__What is asked__:
Lines that include the word "name" are the ones to copy.

__Input data__:
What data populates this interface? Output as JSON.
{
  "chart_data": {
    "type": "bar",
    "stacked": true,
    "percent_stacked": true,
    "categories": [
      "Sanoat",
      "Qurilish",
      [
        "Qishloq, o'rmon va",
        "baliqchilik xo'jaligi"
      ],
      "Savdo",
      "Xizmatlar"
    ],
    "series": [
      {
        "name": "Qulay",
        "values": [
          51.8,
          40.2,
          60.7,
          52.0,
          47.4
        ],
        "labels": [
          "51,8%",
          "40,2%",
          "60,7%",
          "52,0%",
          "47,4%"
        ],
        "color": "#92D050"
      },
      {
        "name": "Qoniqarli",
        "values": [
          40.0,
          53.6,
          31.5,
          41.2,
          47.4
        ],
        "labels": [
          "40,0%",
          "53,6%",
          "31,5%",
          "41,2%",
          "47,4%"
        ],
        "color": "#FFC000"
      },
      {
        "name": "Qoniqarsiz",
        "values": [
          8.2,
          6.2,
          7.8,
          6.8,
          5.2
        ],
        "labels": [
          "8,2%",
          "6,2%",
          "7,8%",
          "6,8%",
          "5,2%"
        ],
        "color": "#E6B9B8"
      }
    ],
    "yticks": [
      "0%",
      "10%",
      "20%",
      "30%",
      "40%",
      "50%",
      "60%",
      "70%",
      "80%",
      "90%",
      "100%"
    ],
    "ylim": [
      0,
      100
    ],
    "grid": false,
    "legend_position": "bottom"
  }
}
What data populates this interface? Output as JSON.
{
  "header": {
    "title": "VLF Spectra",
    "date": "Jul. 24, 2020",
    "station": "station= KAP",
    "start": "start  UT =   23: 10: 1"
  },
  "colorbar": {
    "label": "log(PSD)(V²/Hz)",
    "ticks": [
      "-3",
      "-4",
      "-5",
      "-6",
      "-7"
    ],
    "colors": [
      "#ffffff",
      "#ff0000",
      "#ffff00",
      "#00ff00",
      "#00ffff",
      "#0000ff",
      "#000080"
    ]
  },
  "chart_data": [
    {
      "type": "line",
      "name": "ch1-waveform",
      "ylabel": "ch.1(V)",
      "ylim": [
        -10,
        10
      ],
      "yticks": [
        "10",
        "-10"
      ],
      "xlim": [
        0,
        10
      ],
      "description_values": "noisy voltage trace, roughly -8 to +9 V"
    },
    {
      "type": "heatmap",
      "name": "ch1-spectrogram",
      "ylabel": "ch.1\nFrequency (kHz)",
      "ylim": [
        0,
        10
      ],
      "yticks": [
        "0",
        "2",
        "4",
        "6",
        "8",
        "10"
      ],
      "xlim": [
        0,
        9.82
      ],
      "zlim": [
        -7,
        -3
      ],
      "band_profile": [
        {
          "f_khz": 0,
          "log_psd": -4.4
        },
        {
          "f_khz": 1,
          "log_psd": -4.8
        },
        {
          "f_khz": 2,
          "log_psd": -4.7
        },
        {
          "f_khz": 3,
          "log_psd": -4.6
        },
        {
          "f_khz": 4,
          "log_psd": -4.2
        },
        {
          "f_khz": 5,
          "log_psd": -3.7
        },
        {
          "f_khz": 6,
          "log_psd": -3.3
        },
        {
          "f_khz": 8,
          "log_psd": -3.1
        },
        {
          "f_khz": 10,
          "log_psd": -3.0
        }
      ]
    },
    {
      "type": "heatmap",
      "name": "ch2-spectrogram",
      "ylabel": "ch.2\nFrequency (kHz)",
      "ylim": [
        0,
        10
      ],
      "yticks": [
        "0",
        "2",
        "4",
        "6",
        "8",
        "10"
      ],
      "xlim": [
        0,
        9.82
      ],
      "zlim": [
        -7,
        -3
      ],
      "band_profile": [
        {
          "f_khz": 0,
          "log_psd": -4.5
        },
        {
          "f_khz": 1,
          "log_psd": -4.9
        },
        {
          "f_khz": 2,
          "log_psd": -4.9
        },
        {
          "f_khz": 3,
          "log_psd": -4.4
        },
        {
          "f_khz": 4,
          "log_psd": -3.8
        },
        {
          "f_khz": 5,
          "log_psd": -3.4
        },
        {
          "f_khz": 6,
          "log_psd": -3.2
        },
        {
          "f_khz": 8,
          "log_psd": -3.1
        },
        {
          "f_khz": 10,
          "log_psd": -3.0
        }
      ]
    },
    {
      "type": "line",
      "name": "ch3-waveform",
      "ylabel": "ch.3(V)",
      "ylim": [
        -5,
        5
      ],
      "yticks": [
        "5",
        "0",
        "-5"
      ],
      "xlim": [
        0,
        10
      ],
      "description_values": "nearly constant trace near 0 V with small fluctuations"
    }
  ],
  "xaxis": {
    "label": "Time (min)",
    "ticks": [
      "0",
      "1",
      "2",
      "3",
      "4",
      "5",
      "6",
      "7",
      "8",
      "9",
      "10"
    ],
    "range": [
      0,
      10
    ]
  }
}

__Answer__:
        "name": "Qulay",
        "name": "Qoniqarli",
        "name": "Qoniqarsiz",
      "name": "ch1-waveform",
      "name": "ch1-spectrogram",
      "name": "ch2-spectrogram",
      "name": "ch3-waveform",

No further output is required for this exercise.